- Exercise prompt -
Each line that holds the word "will" counts once; report how many lines do so and nothing else.

- The input -
● ● ● ●

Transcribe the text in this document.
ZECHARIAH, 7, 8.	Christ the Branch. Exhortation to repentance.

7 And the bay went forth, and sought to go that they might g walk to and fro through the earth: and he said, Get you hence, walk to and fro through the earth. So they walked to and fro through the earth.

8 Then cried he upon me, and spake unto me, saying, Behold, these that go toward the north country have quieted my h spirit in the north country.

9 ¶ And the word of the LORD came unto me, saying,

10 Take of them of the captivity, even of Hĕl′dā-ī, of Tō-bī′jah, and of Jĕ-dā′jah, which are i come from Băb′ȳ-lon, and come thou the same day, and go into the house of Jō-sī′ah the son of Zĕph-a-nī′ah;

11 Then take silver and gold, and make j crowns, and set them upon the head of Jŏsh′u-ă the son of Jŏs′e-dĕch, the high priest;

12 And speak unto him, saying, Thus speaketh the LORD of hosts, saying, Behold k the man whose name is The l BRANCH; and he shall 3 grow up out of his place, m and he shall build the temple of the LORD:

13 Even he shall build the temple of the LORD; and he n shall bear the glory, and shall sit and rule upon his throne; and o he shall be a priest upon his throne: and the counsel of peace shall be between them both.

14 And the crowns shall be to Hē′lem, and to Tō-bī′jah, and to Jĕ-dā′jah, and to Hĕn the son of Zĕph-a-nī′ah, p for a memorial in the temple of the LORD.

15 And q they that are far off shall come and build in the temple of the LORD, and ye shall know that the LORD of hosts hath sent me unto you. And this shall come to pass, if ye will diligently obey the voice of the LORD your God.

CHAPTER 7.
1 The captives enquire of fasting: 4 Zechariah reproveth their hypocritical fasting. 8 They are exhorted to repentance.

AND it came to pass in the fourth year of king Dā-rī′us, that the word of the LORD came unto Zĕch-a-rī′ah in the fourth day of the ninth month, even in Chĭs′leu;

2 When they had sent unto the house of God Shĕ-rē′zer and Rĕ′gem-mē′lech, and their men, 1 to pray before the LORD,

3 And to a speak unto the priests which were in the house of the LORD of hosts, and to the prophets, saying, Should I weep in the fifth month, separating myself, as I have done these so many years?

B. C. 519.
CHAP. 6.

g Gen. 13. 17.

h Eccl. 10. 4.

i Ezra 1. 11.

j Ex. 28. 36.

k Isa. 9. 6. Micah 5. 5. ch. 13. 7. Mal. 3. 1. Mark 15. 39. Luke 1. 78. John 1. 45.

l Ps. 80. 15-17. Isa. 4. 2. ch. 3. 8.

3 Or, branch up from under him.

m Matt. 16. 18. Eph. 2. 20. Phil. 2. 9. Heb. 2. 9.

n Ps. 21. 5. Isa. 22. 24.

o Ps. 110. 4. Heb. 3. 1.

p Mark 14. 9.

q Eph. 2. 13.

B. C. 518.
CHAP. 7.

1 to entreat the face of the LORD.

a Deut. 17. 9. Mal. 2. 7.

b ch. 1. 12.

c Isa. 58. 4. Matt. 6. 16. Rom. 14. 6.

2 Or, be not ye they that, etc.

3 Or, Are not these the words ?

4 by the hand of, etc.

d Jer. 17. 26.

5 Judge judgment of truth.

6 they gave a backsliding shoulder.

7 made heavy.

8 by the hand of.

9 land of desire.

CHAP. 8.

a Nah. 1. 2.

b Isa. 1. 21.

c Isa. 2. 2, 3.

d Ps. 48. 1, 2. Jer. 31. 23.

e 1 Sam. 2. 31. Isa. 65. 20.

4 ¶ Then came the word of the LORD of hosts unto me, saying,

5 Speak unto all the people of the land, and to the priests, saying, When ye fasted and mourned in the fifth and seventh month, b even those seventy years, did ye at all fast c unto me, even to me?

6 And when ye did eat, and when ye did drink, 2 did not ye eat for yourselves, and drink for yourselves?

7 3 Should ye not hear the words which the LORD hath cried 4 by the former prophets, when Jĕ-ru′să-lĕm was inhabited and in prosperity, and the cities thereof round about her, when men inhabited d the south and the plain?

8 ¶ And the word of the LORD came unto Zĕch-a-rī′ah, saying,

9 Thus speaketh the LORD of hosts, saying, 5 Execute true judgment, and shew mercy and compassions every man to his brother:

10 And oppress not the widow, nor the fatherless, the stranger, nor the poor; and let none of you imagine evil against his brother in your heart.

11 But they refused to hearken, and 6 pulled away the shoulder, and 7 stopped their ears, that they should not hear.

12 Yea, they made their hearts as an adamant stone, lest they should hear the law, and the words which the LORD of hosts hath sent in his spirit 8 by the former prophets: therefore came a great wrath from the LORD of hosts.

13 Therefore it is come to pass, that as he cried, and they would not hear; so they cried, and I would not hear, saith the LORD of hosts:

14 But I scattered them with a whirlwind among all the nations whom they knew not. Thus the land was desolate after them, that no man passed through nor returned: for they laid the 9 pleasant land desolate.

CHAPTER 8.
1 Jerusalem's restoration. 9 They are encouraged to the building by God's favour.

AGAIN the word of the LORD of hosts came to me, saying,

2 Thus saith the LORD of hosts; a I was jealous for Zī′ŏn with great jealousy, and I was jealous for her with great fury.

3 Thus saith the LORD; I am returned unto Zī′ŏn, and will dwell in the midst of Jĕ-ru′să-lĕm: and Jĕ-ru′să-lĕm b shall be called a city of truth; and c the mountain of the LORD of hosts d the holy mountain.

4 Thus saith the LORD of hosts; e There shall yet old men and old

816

● ● ● ●

- Complete output -
2